------ The input ------

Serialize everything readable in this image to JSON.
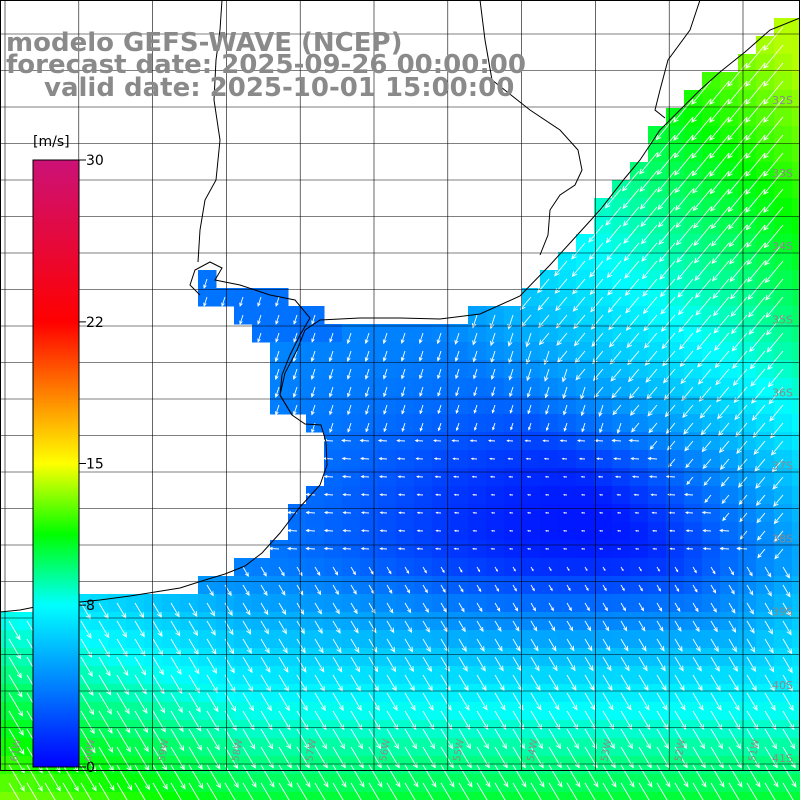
{
  "title": {
    "line1": "modelo GEFS-WAVE (NCEP)",
    "line2": "forecast date: 2025-09-26 00:00:00",
    "line3": "valid date: 2025-10-01 15:00:00"
  },
  "colorbar": {
    "unit": "[m/s]",
    "ticks": [
      {
        "label": "30",
        "value": 30
      },
      {
        "label": "22",
        "value": 22
      },
      {
        "label": "15",
        "value": 15
      },
      {
        "label": "8",
        "value": 8
      },
      {
        "label": "0",
        "value": 0
      }
    ],
    "stops": [
      {
        "value": 0,
        "color": "#0000ff"
      },
      {
        "value": 8,
        "color": "#00ffff"
      },
      {
        "value": 11.5,
        "color": "#00ff00"
      },
      {
        "value": 15,
        "color": "#ffff00"
      },
      {
        "value": 22,
        "color": "#ff0000"
      },
      {
        "value": 30,
        "color": "#cc1177"
      }
    ]
  },
  "latitude_labels": [
    "32S",
    "33S",
    "34S",
    "35S",
    "36S",
    "37S",
    "38S",
    "39S",
    "40S",
    "41S"
  ],
  "longitude_labels": [
    "61W",
    "60W",
    "59W",
    "58W",
    "57W",
    "56W",
    "55W",
    "54W",
    "53W",
    "52W",
    "51W"
  ],
  "colors": {
    "grid": "#000000",
    "coast": "#000000",
    "label": "#8a8a8a",
    "arrow": "#ffffff"
  }
}
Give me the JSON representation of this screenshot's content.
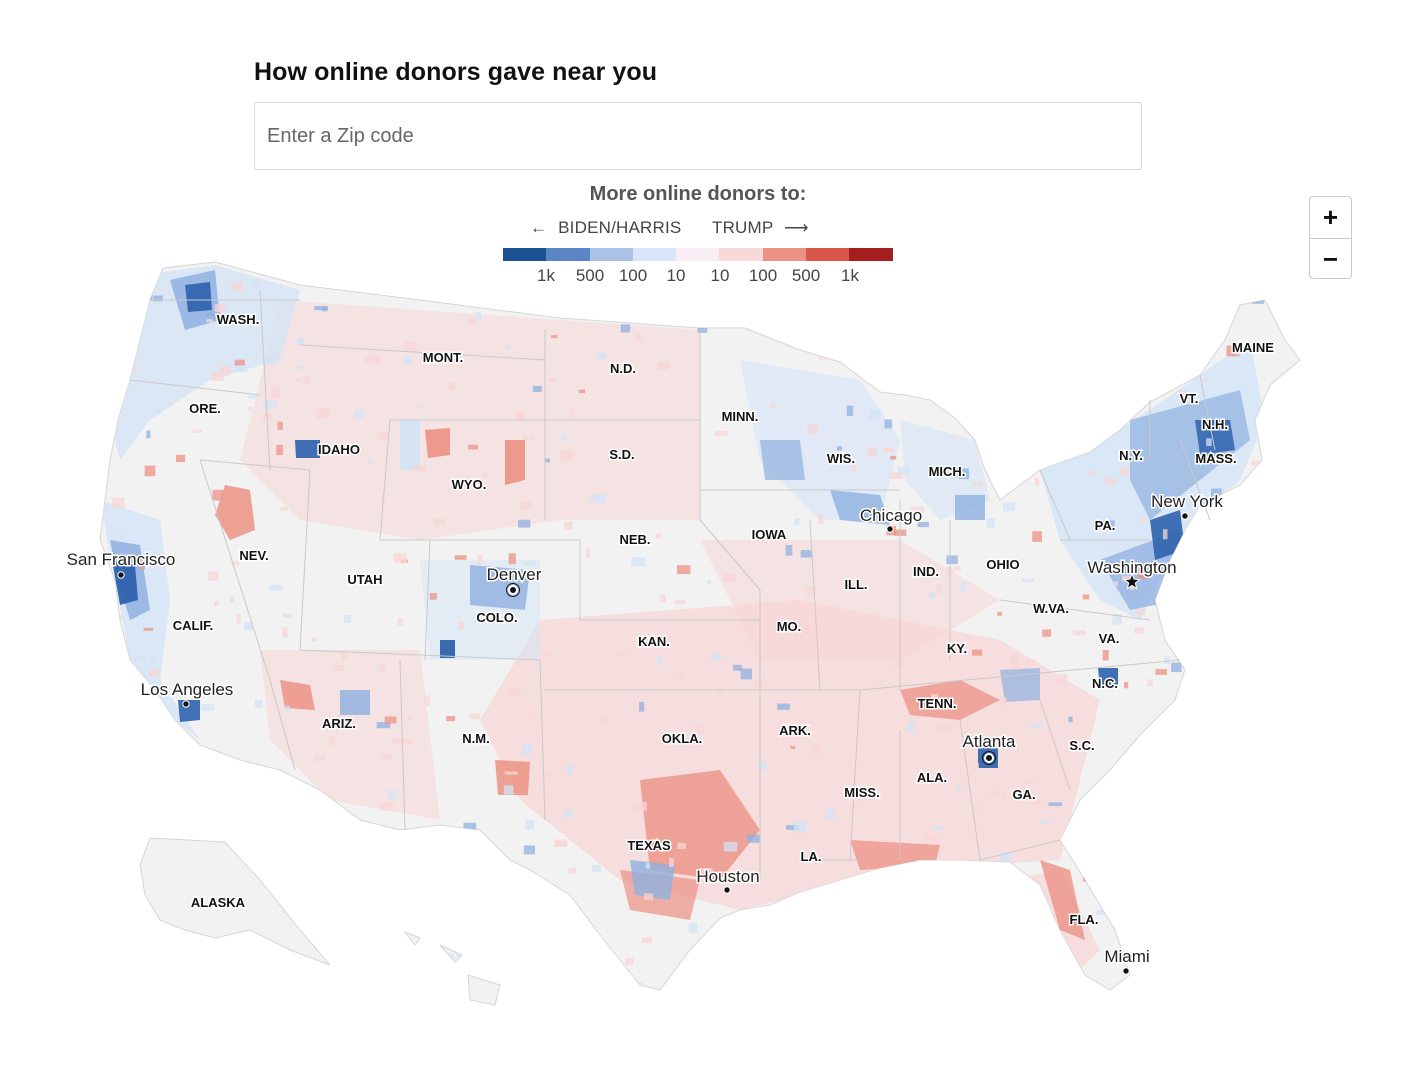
{
  "title": "How online donors gave near you",
  "search": {
    "placeholder": "Enter a Zip code",
    "value": ""
  },
  "legend": {
    "title": "More online donors to:",
    "left_label": "BIDEN/HARRIS",
    "right_label": "TRUMP",
    "left_arrow": "←",
    "right_arrow": "⟶",
    "colors": [
      "#1a5294",
      "#5b86c6",
      "#a9c2e6",
      "#d6e5f7",
      "#f9eef4",
      "#f9d8d8",
      "#ec9284",
      "#d9574a",
      "#a51e1e"
    ],
    "ticks": [
      "1k",
      "500",
      "100",
      "10",
      "10",
      "100",
      "500",
      "1k"
    ]
  },
  "zoom": {
    "in_label": "+",
    "out_label": "−"
  },
  "map": {
    "colors": {
      "land": "#f2f2f2",
      "border": "#c9c9c9",
      "blue_light": "#d3e3f6",
      "blue_mid": "#8fb0e0",
      "blue_dark": "#2e62ad",
      "red_light": "#f8d6d6",
      "red_mid": "#ec9284",
      "red_dark": "#d9574a"
    },
    "states": [
      {
        "abbr": "WASH."
      },
      {
        "abbr": "ORE."
      },
      {
        "abbr": "MONT."
      },
      {
        "abbr": "IDAHO"
      },
      {
        "abbr": "N.D."
      },
      {
        "abbr": "MINN."
      },
      {
        "abbr": "MAINE"
      },
      {
        "abbr": "VT."
      },
      {
        "abbr": "N.H."
      },
      {
        "abbr": "MASS."
      },
      {
        "abbr": "N.Y."
      },
      {
        "abbr": "S.D."
      },
      {
        "abbr": "WYO."
      },
      {
        "abbr": "WIS."
      },
      {
        "abbr": "MICH."
      },
      {
        "abbr": "NEV."
      },
      {
        "abbr": "NEB."
      },
      {
        "abbr": "IOWA"
      },
      {
        "abbr": "PA."
      },
      {
        "abbr": "UTAH"
      },
      {
        "abbr": "ILL."
      },
      {
        "abbr": "IND."
      },
      {
        "abbr": "OHIO"
      },
      {
        "abbr": "COLO."
      },
      {
        "abbr": "W.VA."
      },
      {
        "abbr": "CALIF."
      },
      {
        "abbr": "KAN."
      },
      {
        "abbr": "MO."
      },
      {
        "abbr": "KY."
      },
      {
        "abbr": "VA."
      },
      {
        "abbr": "N.C."
      },
      {
        "abbr": "TENN."
      },
      {
        "abbr": "ARIZ."
      },
      {
        "abbr": "N.M."
      },
      {
        "abbr": "OKLA."
      },
      {
        "abbr": "ARK."
      },
      {
        "abbr": "S.C."
      },
      {
        "abbr": "ALA."
      },
      {
        "abbr": "GA."
      },
      {
        "abbr": "MISS."
      },
      {
        "abbr": "TEXAS"
      },
      {
        "abbr": "LA."
      },
      {
        "abbr": "FLA."
      },
      {
        "abbr": "ALASKA"
      }
    ],
    "cities": [
      {
        "name": "San Francisco",
        "marker": "dot"
      },
      {
        "name": "Denver",
        "marker": "ring"
      },
      {
        "name": "Los Angeles",
        "marker": "dot"
      },
      {
        "name": "Chicago",
        "marker": "dot"
      },
      {
        "name": "New York",
        "marker": "dot"
      },
      {
        "name": "Washington",
        "marker": "star"
      },
      {
        "name": "Atlanta",
        "marker": "ring"
      },
      {
        "name": "Houston",
        "marker": "dot"
      },
      {
        "name": "Miami",
        "marker": "dot"
      }
    ]
  }
}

------

## Objective
Show, from the listing above, each line that contains the word "value".

## Result below
        "value": 30
        "value": 22
        "value": 15
        "value": 8
        "value": 0
        "value": 0,
        "value": 8,
        "value": 11.5,
        "value": 15,
        "value": 22,
        "value": 30,
    "value": ""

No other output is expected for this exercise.